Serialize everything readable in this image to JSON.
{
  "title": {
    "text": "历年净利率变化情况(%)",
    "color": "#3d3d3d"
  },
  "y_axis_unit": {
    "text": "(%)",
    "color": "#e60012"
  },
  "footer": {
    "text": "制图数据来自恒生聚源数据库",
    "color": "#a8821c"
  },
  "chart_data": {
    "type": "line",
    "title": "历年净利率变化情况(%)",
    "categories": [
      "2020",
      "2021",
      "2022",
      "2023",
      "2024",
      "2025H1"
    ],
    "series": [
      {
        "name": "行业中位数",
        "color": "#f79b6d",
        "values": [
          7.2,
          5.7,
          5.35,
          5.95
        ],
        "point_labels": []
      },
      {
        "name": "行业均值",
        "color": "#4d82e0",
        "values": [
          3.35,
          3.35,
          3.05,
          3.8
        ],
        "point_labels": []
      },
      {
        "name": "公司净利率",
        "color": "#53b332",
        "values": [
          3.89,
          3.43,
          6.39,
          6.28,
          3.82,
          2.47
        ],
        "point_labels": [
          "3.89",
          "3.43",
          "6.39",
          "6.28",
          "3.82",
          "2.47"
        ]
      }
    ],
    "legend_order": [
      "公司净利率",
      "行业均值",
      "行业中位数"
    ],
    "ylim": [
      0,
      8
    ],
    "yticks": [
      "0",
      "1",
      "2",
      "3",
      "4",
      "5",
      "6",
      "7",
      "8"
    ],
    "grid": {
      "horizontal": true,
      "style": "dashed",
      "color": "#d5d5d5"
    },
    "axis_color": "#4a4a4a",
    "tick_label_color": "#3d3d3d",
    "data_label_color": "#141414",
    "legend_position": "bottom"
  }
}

━━━━━━━━━━━━━━━━

*TASK GOAL*. Return all of the data word for word.

*EXPECTED OUTPUT*.
Serialize everything readable in this image to JSON.
{
  "title": {
    "text": "历年净利率变化情况(%)",
    "color": "#3d3d3d"
  },
  "y_axis_unit": {
    "text": "(%)",
    "color": "#e60012"
  },
  "footer": {
    "text": "制图数据来自恒生聚源数据库",
    "color": "#a8821c"
  },
  "chart_data": {
    "type": "line",
    "title": "历年净利率变化情况(%)",
    "categories": [
      "2020",
      "2021",
      "2022",
      "2023",
      "2024",
      "2025H1"
    ],
    "series": [
      {
        "name": "行业中位数",
        "color": "#f79b6d",
        "values": [
          7.2,
          5.7,
          5.35,
          5.95
        ],
        "point_labels": []
      },
      {
        "name": "行业均值",
        "color": "#4d82e0",
        "values": [
          3.35,
          3.35,
          3.05,
          3.8
        ],
        "point_labels": []
      },
      {
        "name": "公司净利率",
        "color": "#53b332",
        "values": [
          3.89,
          3.43,
          6.39,
          6.28,
          3.82,
          2.47
        ],
        "point_labels": [
          "3.89",
          "3.43",
          "6.39",
          "6.28",
          "3.82",
          "2.47"
        ]
      }
    ],
    "legend_order": [
      "公司净利率",
      "行业均值",
      "行业中位数"
    ],
    "ylim": [
      0,
      8
    ],
    "yticks": [
      "0",
      "1",
      "2",
      "3",
      "4",
      "5",
      "6",
      "7",
      "8"
    ],
    "grid": {
      "horizontal": true,
      "style": "dashed",
      "color": "#d5d5d5"
    },
    "axis_color": "#4a4a4a",
    "tick_label_color": "#3d3d3d",
    "data_label_color": "#141414",
    "legend_position": "bottom"
  }
}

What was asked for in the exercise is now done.